▶ [TASKS AND EXERCISES]
(A) From the text on the blind man at Jericho, list every name or title the blind man uses when he speaks to Jesus.
(B) Answer these from the text on the blind man at Jericho:
(i) What did people tell the blind man was happening when he heard the crowd?
(ii) Whose son does the text say Bartimaeus was?
(iii) On what road did he follow Jesus after receiving his sight?
(C) Repeat a stretch of the text on the blind man at Jericho word for word. Begin at the words "Bartimaeus did not" and stop after "neighbours and relatives.".

▶ [SOURCE DOCUMENT]
-*-
As Jesus approached Jericho, a blind man was sitting by the roadside begging.  When he heard the crowd going by, he asked what was happening. They told him, “Jesus of Nazareth is passing by.” He called out, “Jesus, Son of David, have mercy on me!” Those who led the way rebuked him and told him to be quiet, but he shouted all the more, “Son of David, have mercy on me!” Jesus stopped and ordered the man to be brought to him. When he came near, Jesus asked him, “What do you want me to do for you?” “Lord, I want to see,” he replied. Jesus said to him, “Receive your sight; your faith has healed you.” Immediately he received his sight and followed Jesus, praising God. When all the people saw it, they also praised God. – Luke 18:35-43

03_Jesus_Blind_Man_1024Bartimaeus recognized who Jesus was and knew what He could do for him. He cried at the top of his voice for Jesus to have mercy on him and heal him. Those who led the way rebuked him and told him to be quiet. I have always wondered about these people who traveled ahead of Jesus. They would have been the disciples of Jesus leading the way. Why were they performing the task of crowd control and not bringing the lame and the sick to Jesus? Why did they rebuke Bartimaeus when he cried out for his healing? Many times we are hushed by the people we think are closer to Jesus. But Jesus wants each one of us to have a direct connection with him.

Bartimaeus did not bother about them and continued in his quest. Jesus had pity on him and gave him vision. He immediately followed Jesus on the same road to Jerusalem. No goodbyes to his loved ones (We know that he was the son of Timaeus – (Mark 10:46)). He would have had his family members living in the area, albeit he would not be providing for them financially but he definitely would have been emotionally attached to them. He leaves everything and follows Jesus unlike others who received the miraculous healing and went to show it to their neighbours and relatives.
-*-
▶ [SUPPLIED INFORMATION]

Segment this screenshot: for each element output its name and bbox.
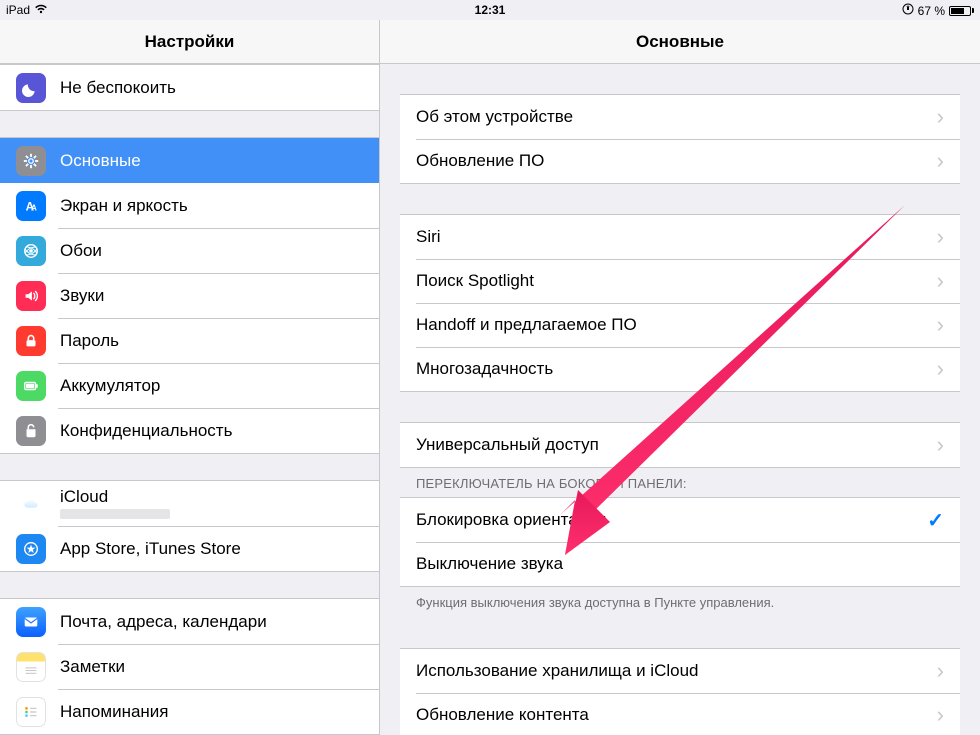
-*-
▶ [RESULTS]
(A)
- Jesus
- Son of David
- Lord

(B)
(i) "Jesus of Nazareth is passing by."
(ii) Timaeus (Mark 10:46).
(iii) The same road to Jerusalem.

(C)
Bartimaeus did not bother about them and continued in his quest. Jesus had pity on him and gave him vision. He immediately followed Jesus on the same road to Jerusalem. No goodbyes to his loved ones (We know that he was the son of Timaeus – (Mark 10:46)). He would have had his family members living in the area, albeit he would not be providing for them financially but he definitely would have been emotionally attached to them. He leaves everything and follows Jesus unlike others who received the miraculous healing and went to show it to their neighbours and relatives.